TASK DETAILS: Only lines holding the word "Oppeln" should be copied from the material.

SUPPLIED INFORMATION:
^^^^^^^^
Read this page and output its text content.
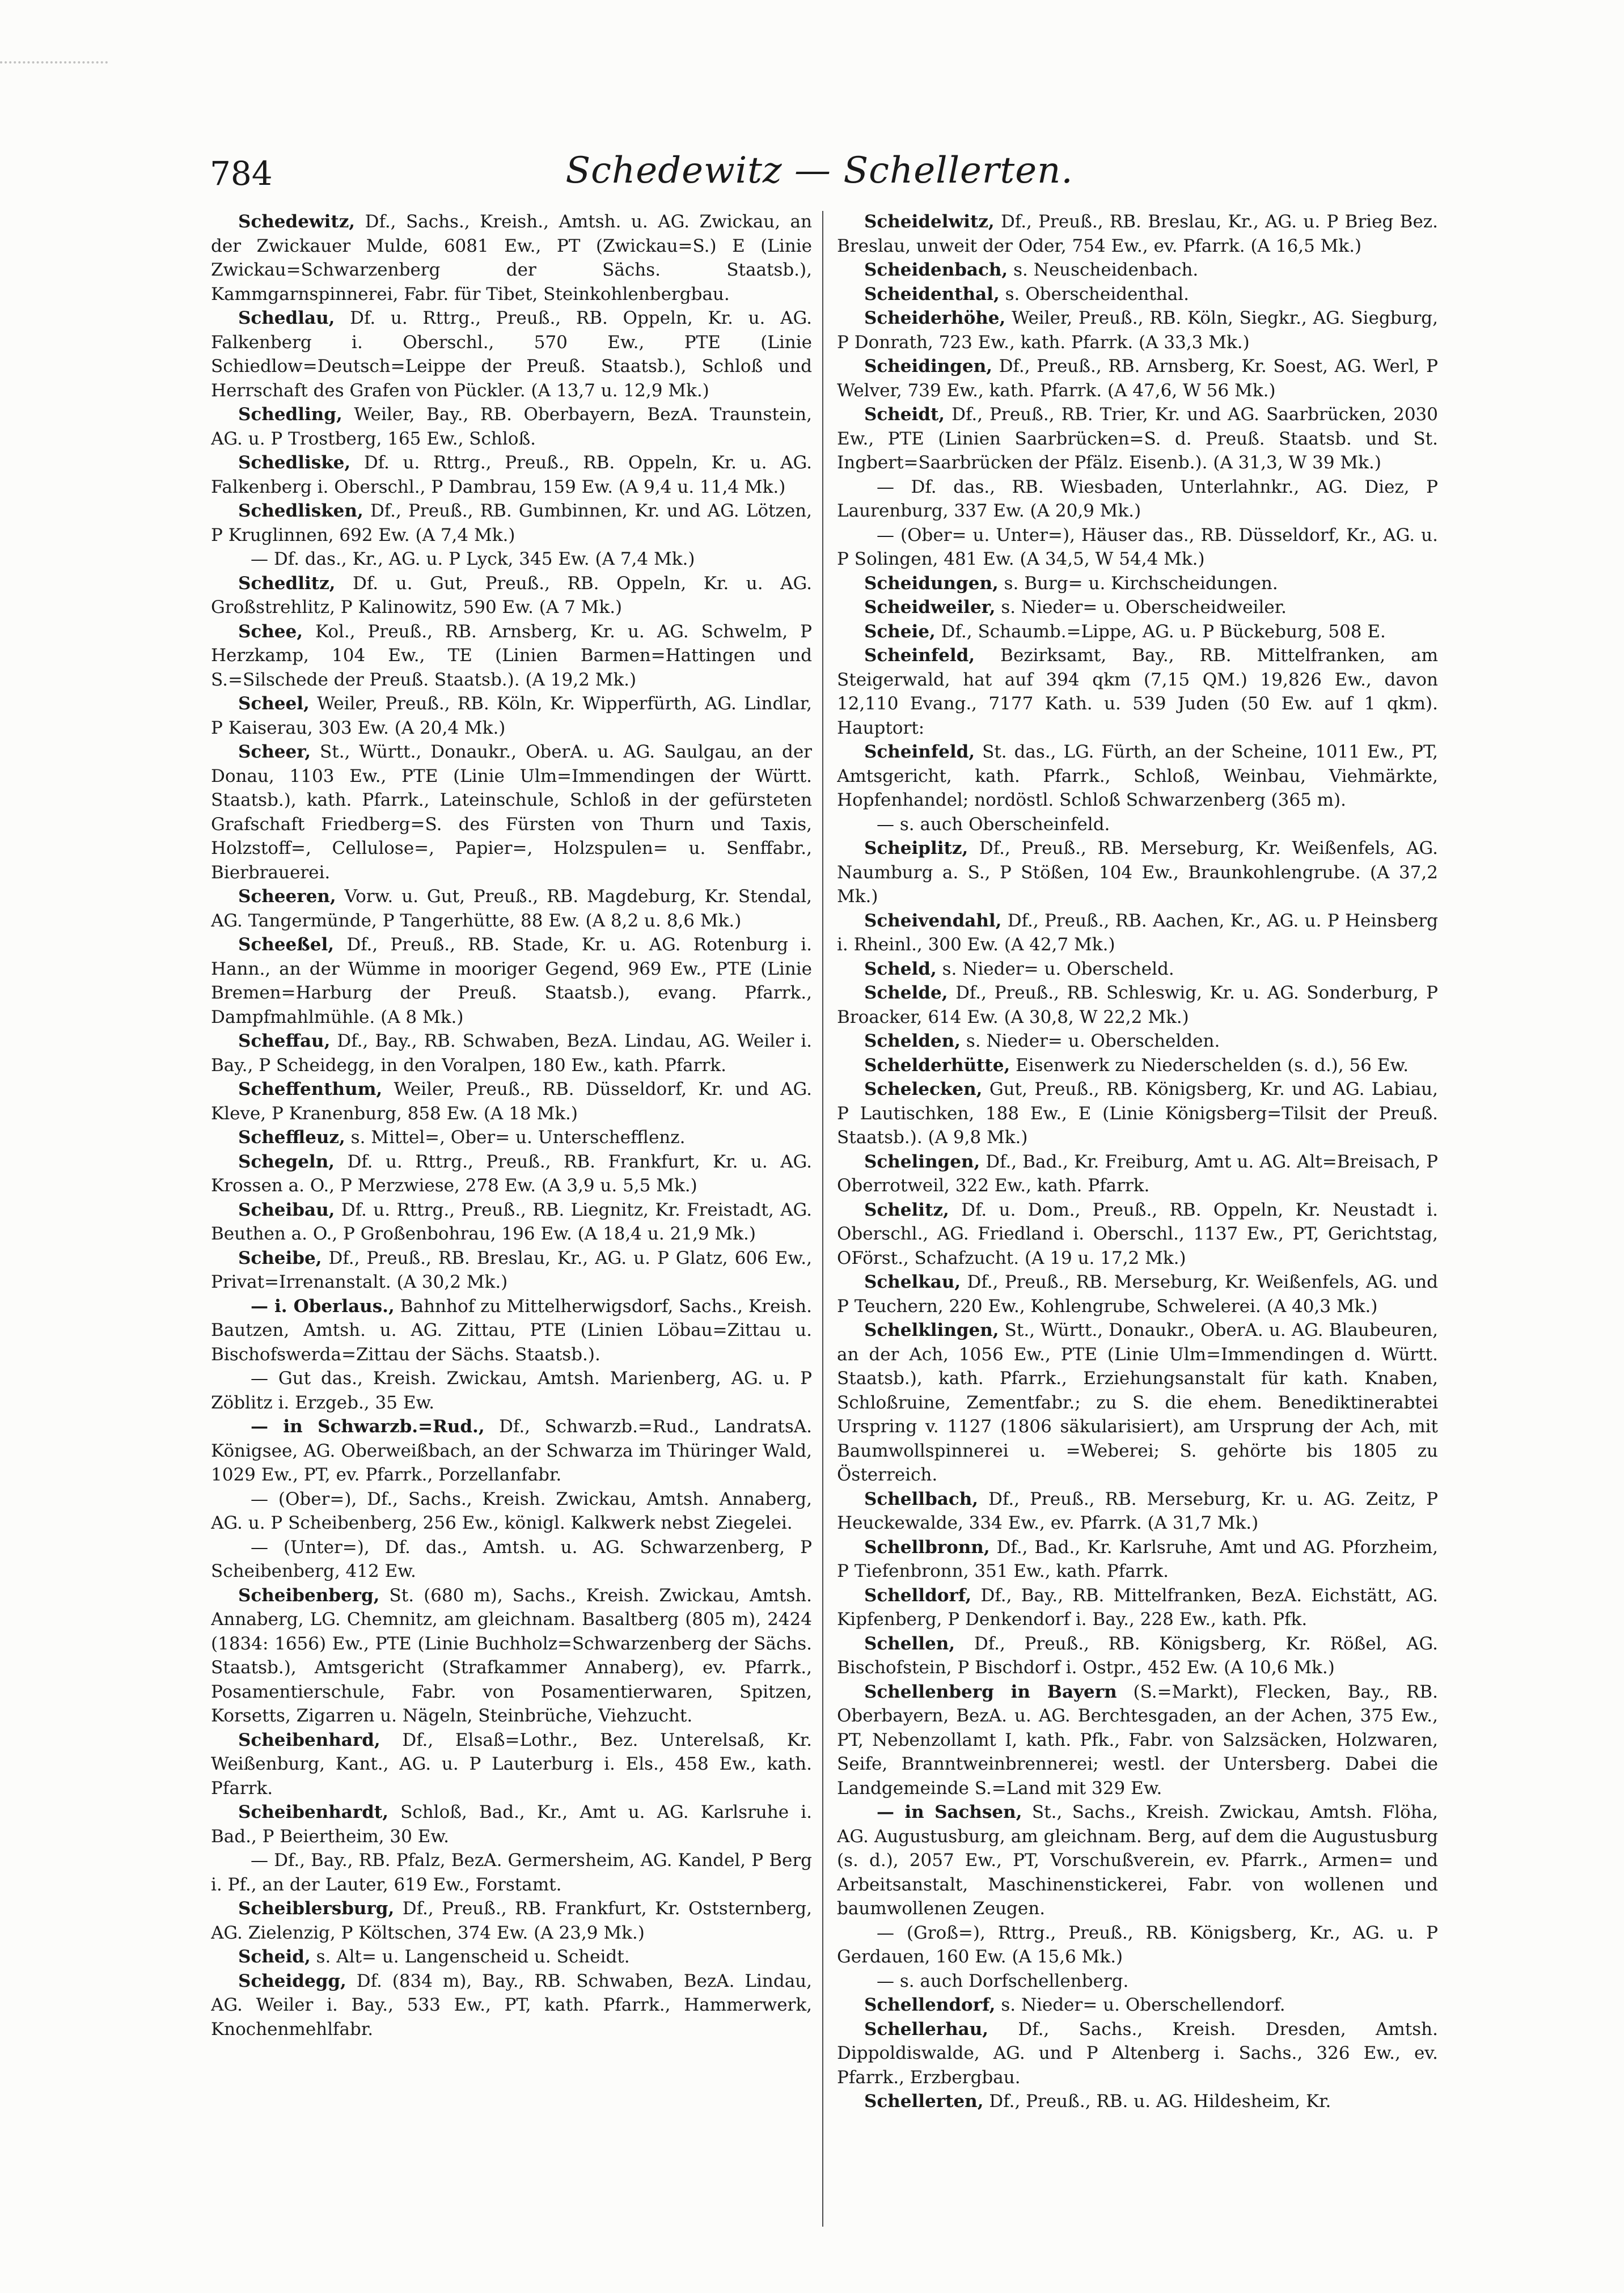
784	Schedewitz — Schellerten.

Schedewitz, Df., Sachs., Kreish., Amtsh. u. AG. Zwickau, an der Zwickauer Mulde, 6081 Ew., PT (Zwickau=S.) E (Linie Zwickau=Schwarzenberg der Sächs. Staatsb.), Kammgarnspinnerei, Fabr. für Tibet, Steinkohlenbergbau.

Schedlau, Df. u. Rttrg., Preuß., RB. Oppeln, Kr. u. AG. Falkenberg i. Oberschl., 570 Ew., PTE (Linie Schiedlow=Deutsch=Leippe der Preuß. Staatsb.), Schloß und Herrschaft des Grafen von Pückler. (A 13,7 u. 12,9 Mk.)

Schedling, Weiler, Bay., RB. Oberbayern, BezA. Traunstein, AG. u. P Trostberg, 165 Ew., Schloß.

Schedliske, Df. u. Rttrg., Preuß., RB. Oppeln, Kr. u. AG. Falkenberg i. Oberschl., P Dambrau, 159 Ew. (A 9,4 u. 11,4 Mk.)

Schedlisken, Df., Preuß., RB. Gumbinnen, Kr. und AG. Lötzen, P Kruglinnen, 692 Ew. (A 7,4 Mk.)

— Df. das., Kr., AG. u. P Lyck, 345 Ew. (A 7,4 Mk.)

Schedlitz, Df. u. Gut, Preuß., RB. Oppeln, Kr. u. AG. Großstrehlitz, P Kalinowitz, 590 Ew. (A 7 Mk.)

Schee, Kol., Preuß., RB. Arnsberg, Kr. u. AG. Schwelm, P Herzkamp, 104 Ew., TE (Linien Barmen=Hattingen und S.=Silschede der Preuß. Staatsb.). (A 19,2 Mk.)

Scheel, Weiler, Preuß., RB. Köln, Kr. Wipperfürth, AG. Lindlar, P Kaiserau, 303 Ew. (A 20,4 Mk.)

Scheer, St., Württ., Donaukr., OberA. u. AG. Saulgau, an der Donau, 1103 Ew., PTE (Linie Ulm=Immendingen der Württ. Staatsb.), kath. Pfarrk., Lateinschule, Schloß in der gefürsteten Grafschaft Friedberg=S. des Fürsten von Thurn und Taxis, Holzstoff=, Cellulose=, Papier=, Holzspulen= u. Senffabr., Bierbrauerei.

Scheeren, Vorw. u. Gut, Preuß., RB. Magdeburg, Kr. Stendal, AG. Tangermünde, P Tangerhütte, 88 Ew. (A 8,2 u. 8,6 Mk.)

Scheeßel, Df., Preuß., RB. Stade, Kr. u. AG. Rotenburg i. Hann., an der Wümme in mooriger Gegend, 969 Ew., PTE (Linie Bremen=Harburg der Preuß. Staatsb.), evang. Pfarrk., Dampfmahlmühle. (A 8 Mk.)

Scheffau, Df., Bay., RB. Schwaben, BezA. Lindau, AG. Weiler i. Bay., P Scheidegg, in den Voralpen, 180 Ew., kath. Pfarrk.

Scheffenthum, Weiler, Preuß., RB. Düsseldorf, Kr. und AG. Kleve, P Kranenburg, 858 Ew. (A 18 Mk.)

Scheffleuz, s. Mittel=, Ober= u. Unterschefflenz.

Schegeln, Df. u. Rttrg., Preuß., RB. Frankfurt, Kr. u. AG. Krossen a. O., P Merzwiese, 278 Ew. (A 3,9 u. 5,5 Mk.)

Scheibau, Df. u. Rttrg., Preuß., RB. Liegnitz, Kr. Freistadt, AG. Beuthen a. O., P Großenbohrau, 196 Ew. (A 18,4 u. 21,9 Mk.)

Scheibe, Df., Preuß., RB. Breslau, Kr., AG. u. P Glatz, 606 Ew., Privat=Irrenanstalt. (A 30,2 Mk.)

— i. Oberlaus., Bahnhof zu Mittelherwigsdorf, Sachs., Kreish. Bautzen, Amtsh. u. AG. Zittau, PTE (Linien Löbau=Zittau u. Bischofswerda=Zittau der Sächs. Staatsb.).

— Gut das., Kreish. Zwickau, Amtsh. Marienberg, AG. u. P Zöblitz i. Erzgeb., 35 Ew.

— in Schwarzb.=Rud., Df., Schwarzb.=Rud., LandratsA. Königsee, AG. Oberweißbach, an der Schwarza im Thüringer Wald, 1029 Ew., PT, ev. Pfarrk., Porzellanfabr.

— (Ober=), Df., Sachs., Kreish. Zwickau, Amtsh. Annaberg, AG. u. P Scheibenberg, 256 Ew., königl. Kalkwerk nebst Ziegelei.

— (Unter=), Df. das., Amtsh. u. AG. Schwarzenberg, P Scheibenberg, 412 Ew.

Scheibenberg, St. (680 m), Sachs., Kreish. Zwickau, Amtsh. Annaberg, LG. Chemnitz, am gleichnam. Basaltberg (805 m), 2424 (1834: 1656) Ew., PTE (Linie Buchholz=Schwarzenberg der Sächs. Staatsb.), Amtsgericht (Strafkammer Annaberg), ev. Pfarrk., Posamentierschule, Fabr. von Posamentierwaren, Spitzen, Korsetts, Zigarren u. Nägeln, Steinbrüche, Viehzucht.

Scheibenhard, Df., Elsaß=Lothr., Bez. Unterelsaß, Kr. Weißenburg, Kant., AG. u. P Lauterburg i. Els., 458 Ew., kath. Pfarrk.

Scheibenhardt, Schloß, Bad., Kr., Amt u. AG. Karlsruhe i. Bad., P Beiertheim, 30 Ew.

— Df., Bay., RB. Pfalz, BezA. Germersheim, AG. Kandel, P Berg i. Pf., an der Lauter, 619 Ew., Forstamt.

Scheiblersburg, Df., Preuß., RB. Frankfurt, Kr. Oststernberg, AG. Zielenzig, P Költschen, 374 Ew. (A 23,9 Mk.)

Scheid, s. Alt= u. Langenscheid u. Scheidt.

Scheidegg, Df. (834 m), Bay., RB. Schwaben, BezA. Lindau, AG. Weiler i. Bay., 533 Ew., PT, kath. Pfarrk., Hammerwerk, Knochenmehlfabr.

Scheidelwitz, Df., Preuß., RB. Breslau, Kr., AG. u. P Brieg Bez. Breslau, unweit der Oder, 754 Ew., ev. Pfarrk. (A 16,5 Mk.)

Scheidenbach, s. Neuscheidenbach.

Scheidenthal, s. Oberscheidenthal.

Scheiderhöhe, Weiler, Preuß., RB. Köln, Siegkr., AG. Siegburg, P Donrath, 723 Ew., kath. Pfarrk. (A 33,3 Mk.)

Scheidingen, Df., Preuß., RB. Arnsberg, Kr. Soest, AG. Werl, P Welver, 739 Ew., kath. Pfarrk. (A 47,6, W 56 Mk.)

Scheidt, Df., Preuß., RB. Trier, Kr. und AG. Saarbrücken, 2030 Ew., PTE (Linien Saarbrücken=S. d. Preuß. Staatsb. und St. Ingbert=Saarbrücken der Pfälz. Eisenb.). (A 31,3, W 39 Mk.)

— Df. das., RB. Wiesbaden, Unterlahnkr., AG. Diez, P Laurenburg, 337 Ew. (A 20,9 Mk.)

— (Ober= u. Unter=), Häuser das., RB. Düsseldorf, Kr., AG. u. P Solingen, 481 Ew. (A 34,5, W 54,4 Mk.)

Scheidungen, s. Burg= u. Kirchscheidungen.

Scheidweiler, s. Nieder= u. Oberscheidweiler.

Scheie, Df., Schaumb.=Lippe, AG. u. P Bückeburg, 508 E.

Scheinfeld, Bezirksamt, Bay., RB. Mittelfranken, am Steigerwald, hat auf 394 qkm (7,15 QM.) 19,826 Ew., davon 12,110 Evang., 7177 Kath. u. 539 Juden (50 Ew. auf 1 qkm). Hauptort:

Scheinfeld, St. das., LG. Fürth, an der Scheine, 1011 Ew., PT, Amtsgericht, kath. Pfarrk., Schloß, Weinbau, Viehmärkte, Hopfenhandel; nordöstl. Schloß Schwarzenberg (365 m).

— s. auch Oberscheinfeld.

Scheiplitz, Df., Preuß., RB. Merseburg, Kr. Weißenfels, AG. Naumburg a. S., P Stößen, 104 Ew., Braunkohlengrube. (A 37,2 Mk.)

Scheivendahl, Df., Preuß., RB. Aachen, Kr., AG. u. P Heinsberg i. Rheinl., 300 Ew. (A 42,7 Mk.)

Scheld, s. Nieder= u. Oberscheld.

Schelde, Df., Preuß., RB. Schleswig, Kr. u. AG. Sonderburg, P Broacker, 614 Ew. (A 30,8, W 22,2 Mk.)

Schelden, s. Nieder= u. Oberschelden.

Schelderhütte, Eisenwerk zu Niederschelden (s. d.), 56 Ew.

Schelecken, Gut, Preuß., RB. Königsberg, Kr. und AG. Labiau, P Lautischken, 188 Ew., E (Linie Königsberg=Tilsit der Preuß. Staatsb.). (A 9,8 Mk.)

Schelingen, Df., Bad., Kr. Freiburg, Amt u. AG. Alt=Breisach, P Oberrotweil, 322 Ew., kath. Pfarrk.

Schelitz, Df. u. Dom., Preuß., RB. Oppeln, Kr. Neustadt i. Oberschl., AG. Friedland i. Oberschl., 1137 Ew., PT, Gerichtstag, OFörst., Schafzucht. (A 19 u. 17,2 Mk.)

Schelkau, Df., Preuß., RB. Merseburg, Kr. Weißenfels, AG. und P Teuchern, 220 Ew., Kohlengrube, Schwelerei. (A 40,3 Mk.)

Schelklingen, St., Württ., Donaukr., OberA. u. AG. Blaubeuren, an der Ach, 1056 Ew., PTE (Linie Ulm=Immendingen d. Württ. Staatsb.), kath. Pfarrk., Erziehungsanstalt für kath. Knaben, Schloßruine, Zementfabr.; zu S. die ehem. Benediktinerabtei Urspring v. 1127 (1806 säkularisiert), am Ursprung der Ach, mit Baumwollspinnerei u. =Weberei; S. gehörte bis 1805 zu Österreich.

Schellbach, Df., Preuß., RB. Merseburg, Kr. u. AG. Zeitz, P Heuckewalde, 334 Ew., ev. Pfarrk. (A 31,7 Mk.)

Schellbronn, Df., Bad., Kr. Karlsruhe, Amt und AG. Pforzheim, P Tiefenbronn, 351 Ew., kath. Pfarrk.

Schelldorf, Df., Bay., RB. Mittelfranken, BezA. Eichstätt, AG. Kipfenberg, P Denkendorf i. Bay., 228 Ew., kath. Pfk.

Schellen, Df., Preuß., RB. Königsberg, Kr. Rößel, AG. Bischofstein, P Bischdorf i. Ostpr., 452 Ew. (A 10,6 Mk.)

Schellenberg in Bayern (S.=Markt), Flecken, Bay., RB. Oberbayern, BezA. u. AG. Berchtesgaden, an der Achen, 375 Ew., PT, Nebenzollamt I, kath. Pfk., Fabr. von Salzsäcken, Holzwaren, Seife, Branntweinbrennerei; westl. der Untersberg. Dabei die Landgemeinde S.=Land mit 329 Ew.

— in Sachsen, St., Sachs., Kreish. Zwickau, Amtsh. Flöha, AG. Augustusburg, am gleichnam. Berg, auf dem die Augustusburg (s. d.), 2057 Ew., PT, Vorschußverein, ev. Pfarrk., Armen= und Arbeitsanstalt, Maschinenstickerei, Fabr. von wollenen und baumwollenen Zeugen.

— (Groß=), Rttrg., Preuß., RB. Königsberg, Kr., AG. u. P Gerdauen, 160 Ew. (A 15,6 Mk.)

— s. auch Dorfschellenberg.

Schellendorf, s. Nieder= u. Oberschellendorf.

Schellerhau, Df., Sachs., Kreish. Dresden, Amtsh. Dippoldiswalde, AG. und P Altenberg i. Sachs., 326 Ew., ev. Pfarrk., Erzbergbau.

Schellerten, Df., Preuß., RB. u. AG. Hildesheim, Kr.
^^^^^^^^
THE OUTPUT:
Schedlau, Df. u. Rttrg., Preuß., RB. Oppeln, Kr. u. AG. Falkenberg i. Oberschl., 570 Ew., PTE (Linie Schiedlow=Deutsch=Leippe der Preuß. Staatsb.), Schloß und Herrschaft des Grafen von Pückler. (A 13,7 u. 12,9 Mk.)
Schedliske, Df. u. Rttrg., Preuß., RB. Oppeln, Kr. u. AG. Falkenberg i. Oberschl., P Dambrau, 159 Ew. (A 9,4 u. 11,4 Mk.)
Schedlitz, Df. u. Gut, Preuß., RB. Oppeln, Kr. u. AG. Großstrehlitz, P Kalinowitz, 590 Ew. (A 7 Mk.)
Schelitz, Df. u. Dom., Preuß., RB. Oppeln, Kr. Neustadt i. Oberschl., AG. Friedland i. Oberschl., 1137 Ew., PT, Gerichtstag, OFörst., Schafzucht. (A 19 u. 17,2 Mk.)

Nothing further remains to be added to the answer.